▶ AIM
Each record must be reproduced exactly as it is shown.

▶ RECORDS FOR THE TASK
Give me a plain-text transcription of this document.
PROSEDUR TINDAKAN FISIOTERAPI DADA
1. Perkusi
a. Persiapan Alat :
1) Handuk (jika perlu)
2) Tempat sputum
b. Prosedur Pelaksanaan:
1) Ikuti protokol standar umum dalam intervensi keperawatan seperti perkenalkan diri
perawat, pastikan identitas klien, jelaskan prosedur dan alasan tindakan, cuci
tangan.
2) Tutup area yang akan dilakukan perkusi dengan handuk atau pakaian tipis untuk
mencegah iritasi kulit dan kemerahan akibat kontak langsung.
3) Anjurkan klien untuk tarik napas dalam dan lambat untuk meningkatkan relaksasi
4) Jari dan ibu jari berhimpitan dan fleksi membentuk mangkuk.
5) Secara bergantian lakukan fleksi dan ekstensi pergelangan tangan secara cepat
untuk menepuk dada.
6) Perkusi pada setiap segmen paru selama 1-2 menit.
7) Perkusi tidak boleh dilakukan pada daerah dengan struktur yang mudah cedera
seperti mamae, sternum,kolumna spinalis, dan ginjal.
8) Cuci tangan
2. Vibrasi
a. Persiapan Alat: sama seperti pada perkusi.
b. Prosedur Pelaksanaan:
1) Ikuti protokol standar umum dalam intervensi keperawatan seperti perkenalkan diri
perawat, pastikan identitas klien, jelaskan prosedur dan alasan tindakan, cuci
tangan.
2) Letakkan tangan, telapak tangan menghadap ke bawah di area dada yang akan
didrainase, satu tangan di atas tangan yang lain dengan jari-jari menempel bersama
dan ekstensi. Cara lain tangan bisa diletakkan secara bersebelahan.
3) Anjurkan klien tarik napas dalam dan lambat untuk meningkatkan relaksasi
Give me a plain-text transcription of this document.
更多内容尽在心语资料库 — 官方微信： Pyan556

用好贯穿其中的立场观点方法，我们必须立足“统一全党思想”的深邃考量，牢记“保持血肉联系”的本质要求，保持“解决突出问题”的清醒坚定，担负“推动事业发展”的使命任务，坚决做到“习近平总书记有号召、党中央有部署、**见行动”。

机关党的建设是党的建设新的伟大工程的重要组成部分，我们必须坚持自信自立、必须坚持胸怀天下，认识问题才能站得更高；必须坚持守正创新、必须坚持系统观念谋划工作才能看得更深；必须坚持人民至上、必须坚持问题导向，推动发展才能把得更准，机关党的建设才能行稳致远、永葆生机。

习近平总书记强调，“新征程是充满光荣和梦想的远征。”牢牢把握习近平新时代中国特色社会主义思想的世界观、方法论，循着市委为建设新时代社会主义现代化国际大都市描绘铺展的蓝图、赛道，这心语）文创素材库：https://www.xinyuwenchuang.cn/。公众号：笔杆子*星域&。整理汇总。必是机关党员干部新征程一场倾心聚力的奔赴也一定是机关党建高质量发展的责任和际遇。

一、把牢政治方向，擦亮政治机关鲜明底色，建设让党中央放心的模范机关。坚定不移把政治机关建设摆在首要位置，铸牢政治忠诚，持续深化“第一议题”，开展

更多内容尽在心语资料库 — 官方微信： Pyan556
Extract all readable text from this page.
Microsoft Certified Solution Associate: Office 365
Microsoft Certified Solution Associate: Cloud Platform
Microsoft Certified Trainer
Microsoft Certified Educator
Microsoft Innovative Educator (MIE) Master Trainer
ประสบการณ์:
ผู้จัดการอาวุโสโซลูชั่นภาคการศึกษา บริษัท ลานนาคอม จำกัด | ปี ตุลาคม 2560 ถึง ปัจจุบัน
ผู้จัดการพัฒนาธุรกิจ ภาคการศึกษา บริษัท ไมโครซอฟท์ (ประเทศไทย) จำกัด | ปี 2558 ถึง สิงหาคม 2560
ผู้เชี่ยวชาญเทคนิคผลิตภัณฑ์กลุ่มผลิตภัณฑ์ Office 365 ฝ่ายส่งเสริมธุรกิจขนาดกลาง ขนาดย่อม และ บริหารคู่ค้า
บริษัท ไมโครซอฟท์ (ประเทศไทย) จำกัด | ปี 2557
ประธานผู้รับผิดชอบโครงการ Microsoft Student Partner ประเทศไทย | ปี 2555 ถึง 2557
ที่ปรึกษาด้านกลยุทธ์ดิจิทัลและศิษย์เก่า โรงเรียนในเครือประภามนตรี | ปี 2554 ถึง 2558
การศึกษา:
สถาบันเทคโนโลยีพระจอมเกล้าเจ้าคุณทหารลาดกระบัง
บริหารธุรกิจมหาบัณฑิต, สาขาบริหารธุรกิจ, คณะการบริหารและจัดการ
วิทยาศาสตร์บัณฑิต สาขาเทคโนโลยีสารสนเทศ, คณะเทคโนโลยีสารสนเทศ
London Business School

▶ WRITTEN RESPONSE
Give me a plain-text transcription of this document.
PROSEDUR TINDAKAN FISIOTERAPI DADA
1. Perkusi
a. Persiapan Alat :
1) Handuk (jika perlu)
2) Tempat sputum
b. Prosedur Pelaksanaan:
1) Ikuti protokol standar umum dalam intervensi keperawatan seperti perkenalkan diri
perawat, pastikan identitas klien, jelaskan prosedur dan alasan tindakan, cuci
tangan.
2) Tutup area yang akan dilakukan perkusi dengan handuk atau pakaian tipis untuk
mencegah iritasi kulit dan kemerahan akibat kontak langsung.
3) Anjurkan klien untuk tarik napas dalam dan lambat untuk meningkatkan relaksasi
4) Jari dan ibu jari berhimpitan dan fleksi membentuk mangkuk.
5) Secara bergantian lakukan fleksi dan ekstensi pergelangan tangan secara cepat
untuk menepuk dada.
6) Perkusi pada setiap segmen paru selama 1-2 menit.
7) Perkusi tidak boleh dilakukan pada daerah dengan struktur yang mudah cedera
seperti mamae, sternum,kolumna spinalis, dan ginjal.
8) Cuci tangan
2. Vibrasi
a. Persiapan Alat: sama seperti pada perkusi.
b. Prosedur Pelaksanaan:
1) Ikuti protokol standar umum dalam intervensi keperawatan seperti perkenalkan diri
perawat, pastikan identitas klien, jelaskan prosedur dan alasan tindakan, cuci
tangan.
2) Letakkan tangan, telapak tangan menghadap ke bawah di area dada yang akan
didrainase, satu tangan di atas tangan yang lain dengan jari-jari menempel bersama
dan ekstensi. Cara lain tangan bisa diletakkan secara bersebelahan.
3) Anjurkan klien tarik napas dalam dan lambat untuk meningkatkan relaksasi
Give me a plain-text transcription of this document.
更多内容尽在心语资料库 — 官方微信： Pyan556

用好贯穿其中的立场观点方法，我们必须立足“统一全党思想”的深邃考量，牢记“保持血肉联系”的本质要求，保持“解决突出问题”的清醒坚定，担负“推动事业发展”的使命任务，坚决做到“习近平总书记有号召、党中央有部署、**见行动”。

机关党的建设是党的建设新的伟大工程的重要组成部分，我们必须坚持自信自立、必须坚持胸怀天下，认识问题才能站得更高；必须坚持守正创新、必须坚持系统观念谋划工作才能看得更深；必须坚持人民至上、必须坚持问题导向，推动发展才能把得更准，机关党的建设才能行稳致远、永葆生机。

习近平总书记强调，“新征程是充满光荣和梦想的远征。”牢牢把握习近平新时代中国特色社会主义思想的世界观、方法论，循着市委为建设新时代社会主义现代化国际大都市描绘铺展的蓝图、赛道，这心语）文创素材库：https://www.xinyuwenchuang.cn/。公众号：笔杆子*星域&。整理汇总。必是机关党员干部新征程一场倾心聚力的奔赴也一定是机关党建高质量发展的责任和际遇。

一、把牢政治方向，擦亮政治机关鲜明底色，建设让党中央放心的模范机关。坚定不移把政治机关建设摆在首要位置，铸牢政治忠诚，持续深化“第一议题”，开展

更多内容尽在心语资料库 — 官方微信： Pyan556
Extract all readable text from this page.
Microsoft Certified Solution Associate: Office 365
Microsoft Certified Solution Associate: Cloud Platform
Microsoft Certified Trainer
Microsoft Certified Educator
Microsoft Innovative Educator (MIE) Master Trainer
ประสบการณ์:
ผู้จัดการอาวุโสโซลูชั่นภาคการศึกษา บริษัท ลานนาคอม จำกัด | ปี ตุลาคม 2560 ถึง ปัจจุบัน
ผู้จัดการพัฒนาธุรกิจ ภาคการศึกษา บริษัท ไมโครซอฟท์ (ประเทศไทย) จำกัด | ปี 2558 ถึง สิงหาคม 2560
ผู้เชี่ยวชาญเทคนิคผลิตภัณฑ์กลุ่มผลิตภัณฑ์ Office 365 ฝ่ายส่งเสริมธุรกิจขนาดกลาง ขนาดย่อม และ บริหารคู่ค้า
บริษัท ไมโครซอฟท์ (ประเทศไทย) จำกัด | ปี 2557
ประธานผู้รับผิดชอบโครงการ Microsoft Student Partner ประเทศไทย | ปี 2555 ถึง 2557
ที่ปรึกษาด้านกลยุทธ์ดิจิทัลและศิษย์เก่า โรงเรียนในเครือประภามนตรี | ปี 2554 ถึง 2558
การศึกษา:
สถาบันเทคโนโลยีพระจอมเกล้าเจ้าคุณทหารลาดกระบัง
บริหารธุรกิจมหาบัณฑิต, สาขาบริหารธุรกิจ, คณะการบริหารและจัดการ
วิทยาศาสตร์บัณฑิต สาขาเทคโนโลยีสารสนเทศ, คณะเทคโนโลยีสารสนเทศ
London Business School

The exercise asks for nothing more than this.